> **Work to complete**
Report the count of lines below that include "needing", without any other text.

> **Input rows**
begin

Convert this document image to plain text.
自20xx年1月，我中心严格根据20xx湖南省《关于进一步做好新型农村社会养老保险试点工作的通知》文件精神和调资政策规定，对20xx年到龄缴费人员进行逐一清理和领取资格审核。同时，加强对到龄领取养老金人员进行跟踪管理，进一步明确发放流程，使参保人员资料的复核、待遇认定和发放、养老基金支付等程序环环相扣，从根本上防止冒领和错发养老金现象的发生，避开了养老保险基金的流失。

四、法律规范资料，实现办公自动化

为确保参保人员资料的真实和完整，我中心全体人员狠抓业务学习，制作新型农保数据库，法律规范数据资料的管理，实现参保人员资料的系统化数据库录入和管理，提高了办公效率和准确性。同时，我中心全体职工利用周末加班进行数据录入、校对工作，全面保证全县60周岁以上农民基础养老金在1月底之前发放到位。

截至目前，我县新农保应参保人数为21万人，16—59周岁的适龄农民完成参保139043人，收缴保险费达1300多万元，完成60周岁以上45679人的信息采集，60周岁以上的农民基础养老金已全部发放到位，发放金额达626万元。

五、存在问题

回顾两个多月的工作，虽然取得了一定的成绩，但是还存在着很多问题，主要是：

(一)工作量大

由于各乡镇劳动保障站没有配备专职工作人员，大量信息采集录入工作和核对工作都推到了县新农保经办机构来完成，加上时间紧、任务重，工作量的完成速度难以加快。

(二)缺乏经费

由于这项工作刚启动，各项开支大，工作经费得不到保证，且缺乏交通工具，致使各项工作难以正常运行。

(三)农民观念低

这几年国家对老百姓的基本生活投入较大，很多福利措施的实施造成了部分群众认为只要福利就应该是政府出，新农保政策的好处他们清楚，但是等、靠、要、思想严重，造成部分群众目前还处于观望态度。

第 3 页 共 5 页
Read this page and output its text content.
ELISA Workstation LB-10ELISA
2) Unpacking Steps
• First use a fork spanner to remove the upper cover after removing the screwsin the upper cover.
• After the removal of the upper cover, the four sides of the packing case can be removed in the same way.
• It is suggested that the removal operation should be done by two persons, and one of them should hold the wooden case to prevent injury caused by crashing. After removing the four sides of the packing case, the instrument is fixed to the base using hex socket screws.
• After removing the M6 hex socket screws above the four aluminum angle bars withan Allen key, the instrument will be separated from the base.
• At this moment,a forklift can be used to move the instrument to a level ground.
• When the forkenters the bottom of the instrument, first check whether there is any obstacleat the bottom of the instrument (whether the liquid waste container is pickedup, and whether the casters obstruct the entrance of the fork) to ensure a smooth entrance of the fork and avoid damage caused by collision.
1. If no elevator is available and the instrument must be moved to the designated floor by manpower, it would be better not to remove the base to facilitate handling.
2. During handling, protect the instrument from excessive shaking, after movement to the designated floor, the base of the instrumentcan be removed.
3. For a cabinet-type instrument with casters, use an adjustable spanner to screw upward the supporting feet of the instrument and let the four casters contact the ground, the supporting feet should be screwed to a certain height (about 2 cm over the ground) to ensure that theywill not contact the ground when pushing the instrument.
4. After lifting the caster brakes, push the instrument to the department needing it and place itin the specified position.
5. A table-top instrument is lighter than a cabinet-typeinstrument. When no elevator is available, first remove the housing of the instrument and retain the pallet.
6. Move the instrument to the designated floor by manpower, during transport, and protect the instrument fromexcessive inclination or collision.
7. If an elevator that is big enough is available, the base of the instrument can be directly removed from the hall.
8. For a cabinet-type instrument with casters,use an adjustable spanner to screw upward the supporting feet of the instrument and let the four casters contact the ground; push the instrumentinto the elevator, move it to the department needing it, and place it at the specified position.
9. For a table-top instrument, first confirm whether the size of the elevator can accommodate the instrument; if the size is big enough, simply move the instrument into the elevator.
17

end

> **Exercise result**
2